■ Task directions
Reproduce each of the entries below line for line, leaving out the pictures.

■ Given records
____

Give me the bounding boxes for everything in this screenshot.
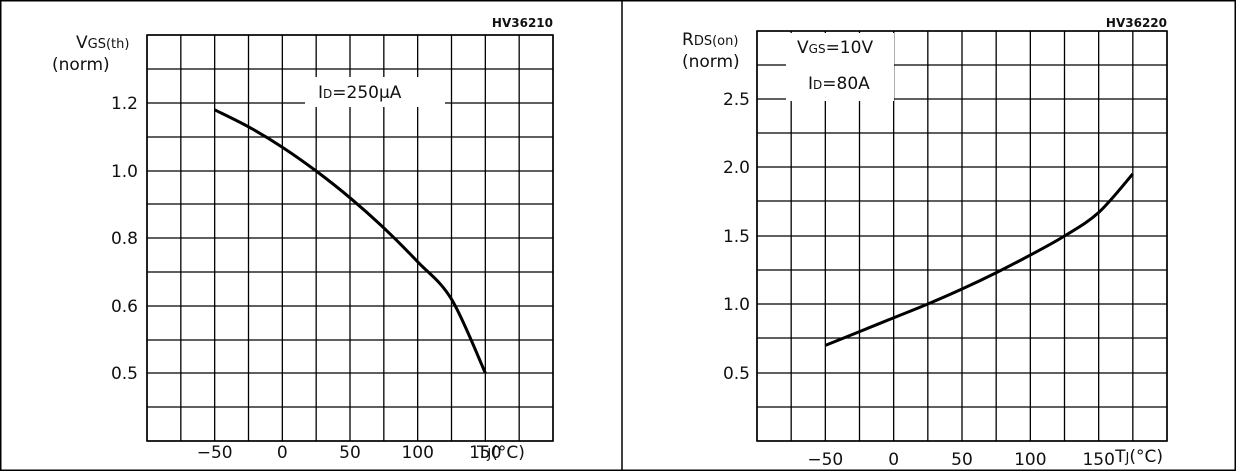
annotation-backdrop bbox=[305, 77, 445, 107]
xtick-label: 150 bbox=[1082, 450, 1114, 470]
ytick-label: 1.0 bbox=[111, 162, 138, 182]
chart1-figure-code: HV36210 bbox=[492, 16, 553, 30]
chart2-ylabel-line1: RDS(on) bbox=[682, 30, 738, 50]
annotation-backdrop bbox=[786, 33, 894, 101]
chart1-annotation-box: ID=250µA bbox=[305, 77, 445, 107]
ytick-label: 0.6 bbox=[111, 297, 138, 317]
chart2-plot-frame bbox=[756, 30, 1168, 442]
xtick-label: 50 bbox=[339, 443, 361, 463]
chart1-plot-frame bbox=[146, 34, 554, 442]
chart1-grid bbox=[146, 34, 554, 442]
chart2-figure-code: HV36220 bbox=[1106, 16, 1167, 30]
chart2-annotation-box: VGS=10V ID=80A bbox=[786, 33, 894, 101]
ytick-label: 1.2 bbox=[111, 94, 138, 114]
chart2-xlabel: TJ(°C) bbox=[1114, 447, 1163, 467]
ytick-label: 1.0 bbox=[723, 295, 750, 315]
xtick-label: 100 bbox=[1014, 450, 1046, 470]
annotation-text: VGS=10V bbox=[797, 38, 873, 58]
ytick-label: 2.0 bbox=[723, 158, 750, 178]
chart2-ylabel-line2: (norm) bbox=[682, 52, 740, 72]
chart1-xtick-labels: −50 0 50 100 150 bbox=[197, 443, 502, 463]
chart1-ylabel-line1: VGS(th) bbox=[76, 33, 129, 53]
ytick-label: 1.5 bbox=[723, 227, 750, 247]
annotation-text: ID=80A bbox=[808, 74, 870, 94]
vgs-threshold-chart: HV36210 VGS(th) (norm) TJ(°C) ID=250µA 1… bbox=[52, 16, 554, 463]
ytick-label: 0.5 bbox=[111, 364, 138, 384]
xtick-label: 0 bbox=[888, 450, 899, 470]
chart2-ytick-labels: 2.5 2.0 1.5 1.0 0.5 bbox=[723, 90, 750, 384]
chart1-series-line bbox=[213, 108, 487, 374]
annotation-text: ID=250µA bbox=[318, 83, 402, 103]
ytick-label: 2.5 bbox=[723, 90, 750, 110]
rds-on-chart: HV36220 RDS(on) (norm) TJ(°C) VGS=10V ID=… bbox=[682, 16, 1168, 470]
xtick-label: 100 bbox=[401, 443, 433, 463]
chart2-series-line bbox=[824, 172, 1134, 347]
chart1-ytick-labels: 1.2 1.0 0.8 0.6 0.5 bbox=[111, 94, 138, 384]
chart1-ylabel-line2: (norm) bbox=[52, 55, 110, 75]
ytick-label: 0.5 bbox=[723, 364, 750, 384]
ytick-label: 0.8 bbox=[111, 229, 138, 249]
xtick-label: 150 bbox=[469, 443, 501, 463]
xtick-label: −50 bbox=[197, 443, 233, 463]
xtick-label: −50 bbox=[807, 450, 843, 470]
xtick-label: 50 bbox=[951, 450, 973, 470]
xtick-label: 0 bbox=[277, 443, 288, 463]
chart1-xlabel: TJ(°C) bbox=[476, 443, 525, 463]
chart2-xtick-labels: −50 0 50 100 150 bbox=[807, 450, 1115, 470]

____

■ Response to this task
Give me the bounding boxes for everything in this screenshot.
annotation-backdrop bbox=[305, 77, 445, 107]
xtick-label: 150 bbox=[1082, 450, 1114, 470]
ytick-label: 1.0 bbox=[111, 162, 138, 182]
chart1-figure-code: HV36210 bbox=[492, 16, 553, 30]
chart2-ylabel-line1: RDS(on) bbox=[682, 30, 738, 50]
annotation-backdrop bbox=[786, 33, 894, 101]
chart1-annotation-box: ID=250µA bbox=[305, 77, 445, 107]
ytick-label: 0.6 bbox=[111, 297, 138, 317]
chart2-plot-frame bbox=[756, 30, 1168, 442]
xtick-label: 50 bbox=[339, 443, 361, 463]
chart1-plot-frame bbox=[146, 34, 554, 442]
chart1-grid bbox=[146, 34, 554, 442]
chart2-figure-code: HV36220 bbox=[1106, 16, 1167, 30]
chart2-annotation-box: VGS=10V ID=80A bbox=[786, 33, 894, 101]
ytick-label: 1.2 bbox=[111, 94, 138, 114]
chart2-xlabel: TJ(°C) bbox=[1114, 447, 1163, 467]
ytick-label: 1.0 bbox=[723, 295, 750, 315]
xtick-label: 100 bbox=[1014, 450, 1046, 470]
annotation-text: VGS=10V bbox=[797, 38, 873, 58]
ytick-label: 2.0 bbox=[723, 158, 750, 178]
chart2-ylabel-line2: (norm) bbox=[682, 52, 740, 72]
chart1-xtick-labels: −50 0 50 100 150 bbox=[197, 443, 502, 463]
chart1-ylabel-line1: VGS(th) bbox=[76, 33, 129, 53]
ytick-label: 1.5 bbox=[723, 227, 750, 247]
annotation-text: ID=80A bbox=[808, 74, 870, 94]
vgs-threshold-chart: HV36210 VGS(th) (norm) TJ(°C) ID=250µA 1… bbox=[52, 16, 554, 463]
ytick-label: 0.5 bbox=[111, 364, 138, 384]
xtick-label: 0 bbox=[888, 450, 899, 470]
chart2-ytick-labels: 2.5 2.0 1.5 1.0 0.5 bbox=[723, 90, 750, 384]
chart1-series-line bbox=[213, 108, 487, 374]
annotation-text: ID=250µA bbox=[318, 83, 402, 103]
ytick-label: 2.5 bbox=[723, 90, 750, 110]
rds-on-chart: HV36220 RDS(on) (norm) TJ(°C) VGS=10V ID=… bbox=[682, 16, 1168, 470]
xtick-label: 100 bbox=[401, 443, 433, 463]
chart2-series-line bbox=[824, 172, 1134, 347]
chart1-ytick-labels: 1.2 1.0 0.8 0.6 0.5 bbox=[111, 94, 138, 384]
chart1-ylabel-line2: (norm) bbox=[52, 55, 110, 75]
ytick-label: 0.5 bbox=[723, 364, 750, 384]
ytick-label: 0.8 bbox=[111, 229, 138, 249]
xtick-label: 150 bbox=[469, 443, 501, 463]
xtick-label: −50 bbox=[197, 443, 233, 463]
xtick-label: −50 bbox=[807, 450, 843, 470]
xtick-label: 50 bbox=[951, 450, 973, 470]
xtick-label: 0 bbox=[277, 443, 288, 463]
chart1-xlabel: TJ(°C) bbox=[476, 443, 525, 463]
chart2-xtick-labels: −50 0 50 100 150 bbox=[807, 450, 1115, 470]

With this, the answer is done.